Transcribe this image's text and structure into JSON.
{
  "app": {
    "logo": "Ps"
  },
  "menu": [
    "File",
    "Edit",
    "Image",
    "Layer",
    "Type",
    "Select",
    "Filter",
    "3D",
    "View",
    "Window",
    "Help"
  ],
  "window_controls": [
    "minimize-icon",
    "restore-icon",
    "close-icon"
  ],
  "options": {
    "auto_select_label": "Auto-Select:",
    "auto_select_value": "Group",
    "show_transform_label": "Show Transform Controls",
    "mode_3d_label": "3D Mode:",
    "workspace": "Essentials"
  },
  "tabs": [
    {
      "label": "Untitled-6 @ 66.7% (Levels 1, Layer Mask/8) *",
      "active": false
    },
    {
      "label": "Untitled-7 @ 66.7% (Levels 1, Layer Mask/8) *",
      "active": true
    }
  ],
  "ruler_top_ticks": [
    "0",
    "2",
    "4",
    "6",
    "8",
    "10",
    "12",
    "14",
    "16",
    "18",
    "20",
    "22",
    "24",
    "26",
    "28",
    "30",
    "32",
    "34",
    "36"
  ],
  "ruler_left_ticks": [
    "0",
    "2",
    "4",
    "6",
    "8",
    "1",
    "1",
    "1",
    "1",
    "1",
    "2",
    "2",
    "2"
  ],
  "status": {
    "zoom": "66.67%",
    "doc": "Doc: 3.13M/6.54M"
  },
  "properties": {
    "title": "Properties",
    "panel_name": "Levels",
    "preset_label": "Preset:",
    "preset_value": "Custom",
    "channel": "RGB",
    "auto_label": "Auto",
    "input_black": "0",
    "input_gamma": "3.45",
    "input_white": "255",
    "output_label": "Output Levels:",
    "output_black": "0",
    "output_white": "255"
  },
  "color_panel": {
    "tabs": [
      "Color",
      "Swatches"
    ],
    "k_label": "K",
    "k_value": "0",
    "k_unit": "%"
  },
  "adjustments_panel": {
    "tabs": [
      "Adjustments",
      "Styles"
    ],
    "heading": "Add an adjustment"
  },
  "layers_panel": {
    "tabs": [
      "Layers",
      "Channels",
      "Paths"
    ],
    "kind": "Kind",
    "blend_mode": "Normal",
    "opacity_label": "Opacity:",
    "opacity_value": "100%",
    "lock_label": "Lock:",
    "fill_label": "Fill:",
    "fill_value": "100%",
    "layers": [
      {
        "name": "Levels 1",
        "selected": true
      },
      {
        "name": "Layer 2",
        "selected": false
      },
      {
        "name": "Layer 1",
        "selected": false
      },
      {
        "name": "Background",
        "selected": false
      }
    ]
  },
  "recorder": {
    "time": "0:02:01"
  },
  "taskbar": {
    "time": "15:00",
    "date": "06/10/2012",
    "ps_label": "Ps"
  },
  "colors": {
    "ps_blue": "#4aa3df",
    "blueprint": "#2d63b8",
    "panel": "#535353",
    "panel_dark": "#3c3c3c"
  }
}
· · ·
= GIVEN REQUEST =
Copy every record exactly as presented.

= FINAL RESULT =
Transcribe this image's text and structure into JSON.
{
  "app": {
    "logo": "Ps"
  },
  "menu": [
    "File",
    "Edit",
    "Image",
    "Layer",
    "Type",
    "Select",
    "Filter",
    "3D",
    "View",
    "Window",
    "Help"
  ],
  "window_controls": [
    "minimize-icon",
    "restore-icon",
    "close-icon"
  ],
  "options": {
    "auto_select_label": "Auto-Select:",
    "auto_select_value": "Group",
    "show_transform_label": "Show Transform Controls",
    "mode_3d_label": "3D Mode:",
    "workspace": "Essentials"
  },
  "tabs": [
    {
      "label": "Untitled-6 @ 66.7% (Levels 1, Layer Mask/8) *",
      "active": false
    },
    {
      "label": "Untitled-7 @ 66.7% (Levels 1, Layer Mask/8) *",
      "active": true
    }
  ],
  "ruler_top_ticks": [
    "0",
    "2",
    "4",
    "6",
    "8",
    "10",
    "12",
    "14",
    "16",
    "18",
    "20",
    "22",
    "24",
    "26",
    "28",
    "30",
    "32",
    "34",
    "36"
  ],
  "ruler_left_ticks": [
    "0",
    "2",
    "4",
    "6",
    "8",
    "1",
    "1",
    "1",
    "1",
    "1",
    "2",
    "2",
    "2"
  ],
  "status": {
    "zoom": "66.67%",
    "doc": "Doc: 3.13M/6.54M"
  },
  "properties": {
    "title": "Properties",
    "panel_name": "Levels",
    "preset_label": "Preset:",
    "preset_value": "Custom",
    "channel": "RGB",
    "auto_label": "Auto",
    "input_black": "0",
    "input_gamma": "3.45",
    "input_white": "255",
    "output_label": "Output Levels:",
    "output_black": "0",
    "output_white": "255"
  },
  "color_panel": {
    "tabs": [
      "Color",
      "Swatches"
    ],
    "k_label": "K",
    "k_value": "0",
    "k_unit": "%"
  },
  "adjustments_panel": {
    "tabs": [
      "Adjustments",
      "Styles"
    ],
    "heading": "Add an adjustment"
  },
  "layers_panel": {
    "tabs": [
      "Layers",
      "Channels",
      "Paths"
    ],
    "kind": "Kind",
    "blend_mode": "Normal",
    "opacity_label": "Opacity:",
    "opacity_value": "100%",
    "lock_label": "Lock:",
    "fill_label": "Fill:",
    "fill_value": "100%",
    "layers": [
      {
        "name": "Levels 1",
        "selected": true
      },
      {
        "name": "Layer 2",
        "selected": false
      },
      {
        "name": "Layer 1",
        "selected": false
      },
      {
        "name": "Background",
        "selected": false
      }
    ]
  },
  "recorder": {
    "time": "0:02:01"
  },
  "taskbar": {
    "time": "15:00",
    "date": "06/10/2012",
    "ps_label": "Ps"
  },
  "colors": {
    "ps_blue": "#4aa3df",
    "blueprint": "#2d63b8",
    "panel": "#535353",
    "panel_dark": "#3c3c3c"
  }
}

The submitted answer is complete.